◆ Goal: In the entries below, find every line holding the string "panel" and collect it.

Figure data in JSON
====
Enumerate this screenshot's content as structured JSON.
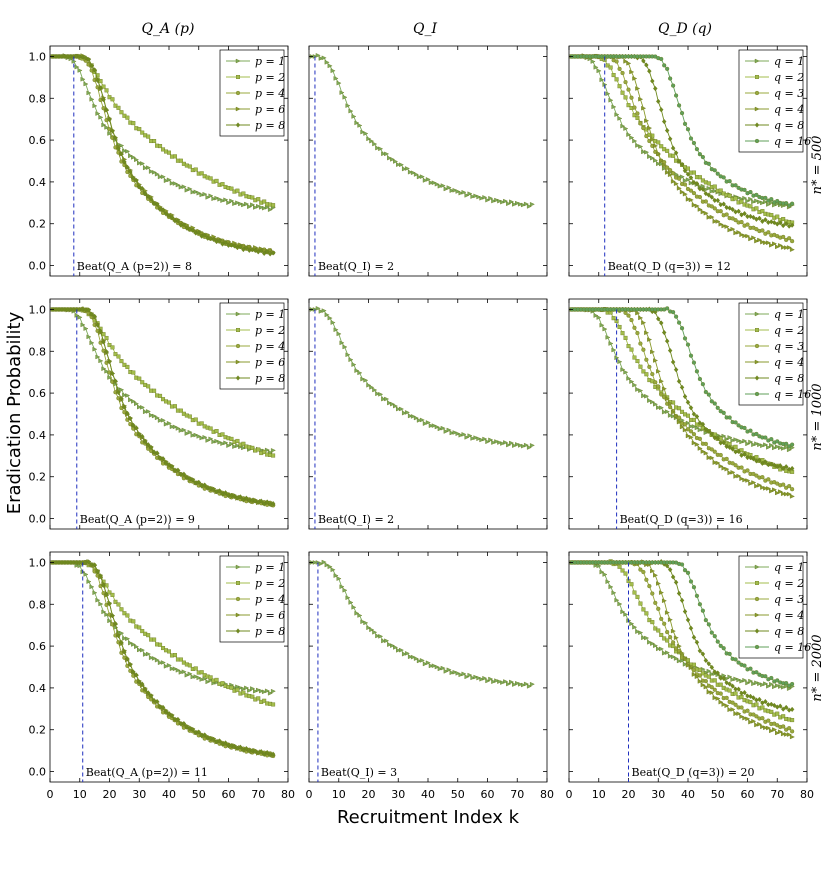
{
  "figure": {
    "ylabel": "Eradication Probability",
    "xlabel": "Recruitment Index k"
  },
  "columns": [
    "Q_A (p)",
    "Q_I",
    "Q_D (q)"
  ],
  "rows": [
    "n* = 500",
    "n* = 1000",
    "n* = 2000"
  ],
  "colors": {
    "c1": "#7caa5a",
    "c2": "#a3bd4c",
    "c3": "#9aa83e",
    "c4": "#8a9a2c",
    "c5": "#6f8a1f",
    "c6": "#5f9f5a",
    "beat_line": "#1f2fbf"
  },
  "chart_data": [
    {
      "type": "line",
      "panel": "Q_A, n*=500",
      "column": "Q_A (p)",
      "row": "n* = 500",
      "xlim": [
        0,
        80
      ],
      "ylim": [
        -0.05,
        1.05
      ],
      "xticks": [
        0,
        10,
        20,
        30,
        40,
        50,
        60,
        70,
        80
      ],
      "yticks": [
        0.0,
        0.2,
        0.4,
        0.6,
        0.8,
        1.0
      ],
      "beat": {
        "k": 8,
        "label": "Beat(Q_A (p=2)) = 8"
      },
      "series": [
        {
          "name": "p = 1",
          "marker": "tri",
          "plateau": 4,
          "d": 8,
          "f": 0.23,
          "a": 0.33
        },
        {
          "name": "p = 2",
          "marker": "sq",
          "plateau": 8,
          "d": 8,
          "f": 0.06,
          "a": 0.17
        },
        {
          "name": "p = 4",
          "marker": "circ",
          "plateau": 9,
          "d": 8,
          "f": 0.03,
          "a": 0.4
        },
        {
          "name": "p = 6",
          "marker": "tri",
          "plateau": 10,
          "d": 8,
          "f": 0.03,
          "a": 0.4
        },
        {
          "name": "p = 8",
          "marker": "dia",
          "plateau": 10,
          "d": 8,
          "f": 0.02,
          "a": 0.4
        }
      ]
    },
    {
      "type": "line",
      "panel": "Q_I, n*=500",
      "column": "Q_I",
      "row": "n* = 500",
      "xlim": [
        0,
        80
      ],
      "ylim": [
        -0.05,
        1.05
      ],
      "xticks": [
        0,
        10,
        20,
        30,
        40,
        50,
        60,
        70,
        80
      ],
      "yticks": [
        0.0,
        0.2,
        0.4,
        0.6,
        0.8,
        1.0
      ],
      "beat": {
        "k": 2,
        "label": "Beat(Q_I) = 2"
      },
      "series": [
        {
          "name": "Q_I",
          "marker": "tri",
          "plateau": 2,
          "d": 8,
          "f": 0.25,
          "a": 0.33
        }
      ]
    },
    {
      "type": "line",
      "panel": "Q_D, n*=500",
      "column": "Q_D (q)",
      "row": "n* = 500",
      "xlim": [
        0,
        80
      ],
      "ylim": [
        -0.05,
        1.05
      ],
      "xticks": [
        0,
        10,
        20,
        30,
        40,
        50,
        60,
        70,
        80
      ],
      "yticks": [
        0.0,
        0.2,
        0.4,
        0.6,
        0.8,
        1.0
      ],
      "beat": {
        "k": 12,
        "label": "Beat(Q_D (q=3)) = 12"
      },
      "series": [
        {
          "name": "q = 1",
          "marker": "tri",
          "plateau": 4,
          "d": 8,
          "f": 0.25,
          "a": 0.35
        },
        {
          "name": "q = 2",
          "marker": "sq",
          "plateau": 8,
          "d": 8,
          "f": 0.02,
          "a": 0.2
        },
        {
          "name": "q = 3",
          "marker": "circ",
          "plateau": 12,
          "d": 8,
          "f": 0.03,
          "a": 0.3
        },
        {
          "name": "q = 4",
          "marker": "tri",
          "plateau": 16,
          "d": 8,
          "f": 0.03,
          "a": 0.4
        },
        {
          "name": "q = 8",
          "marker": "dia",
          "plateau": 22,
          "d": 8,
          "f": 0.16,
          "a": 0.5
        },
        {
          "name": "q = 16",
          "marker": "circ",
          "plateau": 28,
          "d": 8,
          "f": 0.25,
          "a": 0.5
        }
      ]
    },
    {
      "type": "line",
      "panel": "Q_A, n*=1000",
      "column": "Q_A (p)",
      "row": "n* = 1000",
      "xlim": [
        0,
        80
      ],
      "ylim": [
        -0.05,
        1.05
      ],
      "xticks": [
        0,
        10,
        20,
        30,
        40,
        50,
        60,
        70,
        80
      ],
      "yticks": [
        0.0,
        0.2,
        0.4,
        0.6,
        0.8,
        1.0
      ],
      "beat": {
        "k": 9,
        "label": "Beat(Q_A (p=2)) = 9"
      },
      "series": [
        {
          "name": "p = 1",
          "marker": "tri",
          "plateau": 5,
          "d": 8,
          "f": 0.28,
          "a": 0.33
        },
        {
          "name": "p = 2",
          "marker": "sq",
          "plateau": 9,
          "d": 8,
          "f": 0.07,
          "a": 0.17
        },
        {
          "name": "p = 4",
          "marker": "circ",
          "plateau": 10,
          "d": 8,
          "f": 0.03,
          "a": 0.4
        },
        {
          "name": "p = 6",
          "marker": "tri",
          "plateau": 11,
          "d": 8,
          "f": 0.03,
          "a": 0.4
        },
        {
          "name": "p = 8",
          "marker": "dia",
          "plateau": 11,
          "d": 8,
          "f": 0.03,
          "a": 0.4
        }
      ]
    },
    {
      "type": "line",
      "panel": "Q_I, n*=1000",
      "column": "Q_I",
      "row": "n* = 1000",
      "xlim": [
        0,
        80
      ],
      "ylim": [
        -0.05,
        1.05
      ],
      "xticks": [
        0,
        10,
        20,
        30,
        40,
        50,
        60,
        70,
        80
      ],
      "yticks": [
        0.0,
        0.2,
        0.4,
        0.6,
        0.8,
        1.0
      ],
      "beat": {
        "k": 2,
        "label": "Beat(Q_I) = 2"
      },
      "series": [
        {
          "name": "Q_I",
          "marker": "tri",
          "plateau": 2,
          "d": 8,
          "f": 0.31,
          "a": 0.33
        }
      ]
    },
    {
      "type": "line",
      "panel": "Q_D, n*=1000",
      "column": "Q_D (q)",
      "row": "n* = 1000",
      "xlim": [
        0,
        80
      ],
      "ylim": [
        -0.05,
        1.05
      ],
      "xticks": [
        0,
        10,
        20,
        30,
        40,
        50,
        60,
        70,
        80
      ],
      "yticks": [
        0.0,
        0.2,
        0.4,
        0.6,
        0.8,
        1.0
      ],
      "beat": {
        "k": 16,
        "label": "Beat(Q_D (q=3)) = 16"
      },
      "series": [
        {
          "name": "q = 1",
          "marker": "tri",
          "plateau": 5,
          "d": 8,
          "f": 0.3,
          "a": 0.35
        },
        {
          "name": "q = 2",
          "marker": "sq",
          "plateau": 10,
          "d": 8,
          "f": 0.03,
          "a": 0.2
        },
        {
          "name": "q = 3",
          "marker": "circ",
          "plateau": 16,
          "d": 8,
          "f": 0.04,
          "a": 0.3
        },
        {
          "name": "q = 4",
          "marker": "tri",
          "plateau": 20,
          "d": 8,
          "f": 0.05,
          "a": 0.4
        },
        {
          "name": "q = 8",
          "marker": "dia",
          "plateau": 26,
          "d": 8,
          "f": 0.2,
          "a": 0.5
        },
        {
          "name": "q = 16",
          "marker": "circ",
          "plateau": 32,
          "d": 8,
          "f": 0.3,
          "a": 0.5
        }
      ]
    },
    {
      "type": "line",
      "panel": "Q_A, n*=2000",
      "column": "Q_A (p)",
      "row": "n* = 2000",
      "xlim": [
        0,
        80
      ],
      "ylim": [
        -0.05,
        1.05
      ],
      "xticks": [
        0,
        10,
        20,
        30,
        40,
        50,
        60,
        70,
        80
      ],
      "yticks": [
        0.0,
        0.2,
        0.4,
        0.6,
        0.8,
        1.0
      ],
      "beat": {
        "k": 11,
        "label": "Beat(Q_A (p=2)) = 11"
      },
      "series": [
        {
          "name": "p = 1",
          "marker": "tri",
          "plateau": 6,
          "d": 8,
          "f": 0.34,
          "a": 0.33
        },
        {
          "name": "p = 2",
          "marker": "sq",
          "plateau": 10,
          "d": 8,
          "f": 0.09,
          "a": 0.17
        },
        {
          "name": "p = 4",
          "marker": "circ",
          "plateau": 11,
          "d": 8,
          "f": 0.04,
          "a": 0.4
        },
        {
          "name": "p = 6",
          "marker": "tri",
          "plateau": 12,
          "d": 8,
          "f": 0.04,
          "a": 0.4
        },
        {
          "name": "p = 8",
          "marker": "dia",
          "plateau": 12,
          "d": 8,
          "f": 0.04,
          "a": 0.4
        }
      ]
    },
    {
      "type": "line",
      "panel": "Q_I, n*=2000",
      "column": "Q_I",
      "row": "n* = 2000",
      "xlim": [
        0,
        80
      ],
      "ylim": [
        -0.05,
        1.05
      ],
      "xticks": [
        0,
        10,
        20,
        30,
        40,
        50,
        60,
        70,
        80
      ],
      "yticks": [
        0.0,
        0.2,
        0.4,
        0.6,
        0.8,
        1.0
      ],
      "beat": {
        "k": 3,
        "label": "Beat(Q_I) = 3"
      },
      "series": [
        {
          "name": "Q_I",
          "marker": "tri",
          "plateau": 3,
          "d": 8,
          "f": 0.38,
          "a": 0.33
        }
      ]
    },
    {
      "type": "line",
      "panel": "Q_D, n*=2000",
      "column": "Q_D (q)",
      "row": "n* = 2000",
      "xlim": [
        0,
        80
      ],
      "ylim": [
        -0.05,
        1.05
      ],
      "xticks": [
        0,
        10,
        20,
        30,
        40,
        50,
        60,
        70,
        80
      ],
      "yticks": [
        0.0,
        0.2,
        0.4,
        0.6,
        0.8,
        1.0
      ],
      "beat": {
        "k": 20,
        "label": "Beat(Q_D (q=3)) = 20"
      },
      "series": [
        {
          "name": "q = 1",
          "marker": "tri",
          "plateau": 6,
          "d": 8,
          "f": 0.37,
          "a": 0.35
        },
        {
          "name": "q = 2",
          "marker": "sq",
          "plateau": 13,
          "d": 8,
          "f": 0.04,
          "a": 0.2
        },
        {
          "name": "q = 3",
          "marker": "circ",
          "plateau": 20,
          "d": 8,
          "f": 0.08,
          "a": 0.3
        },
        {
          "name": "q = 4",
          "marker": "tri",
          "plateau": 24,
          "d": 8,
          "f": 0.1,
          "a": 0.4
        },
        {
          "name": "q = 8",
          "marker": "dia",
          "plateau": 30,
          "d": 8,
          "f": 0.25,
          "a": 0.5
        },
        {
          "name": "q = 16",
          "marker": "circ",
          "plateau": 35,
          "d": 8,
          "f": 0.36,
          "a": 0.5
        }
      ]
    }
  ]
}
====
◆ Exercise response:
      "panel": "Q_A, n*=500",
      "panel": "Q_I, n*=500",
      "panel": "Q_D, n*=500",
      "panel": "Q_A, n*=1000",
      "panel": "Q_I, n*=1000",
      "panel": "Q_D, n*=1000",
      "panel": "Q_A, n*=2000",
      "panel": "Q_I, n*=2000",
      "panel": "Q_D, n*=2000",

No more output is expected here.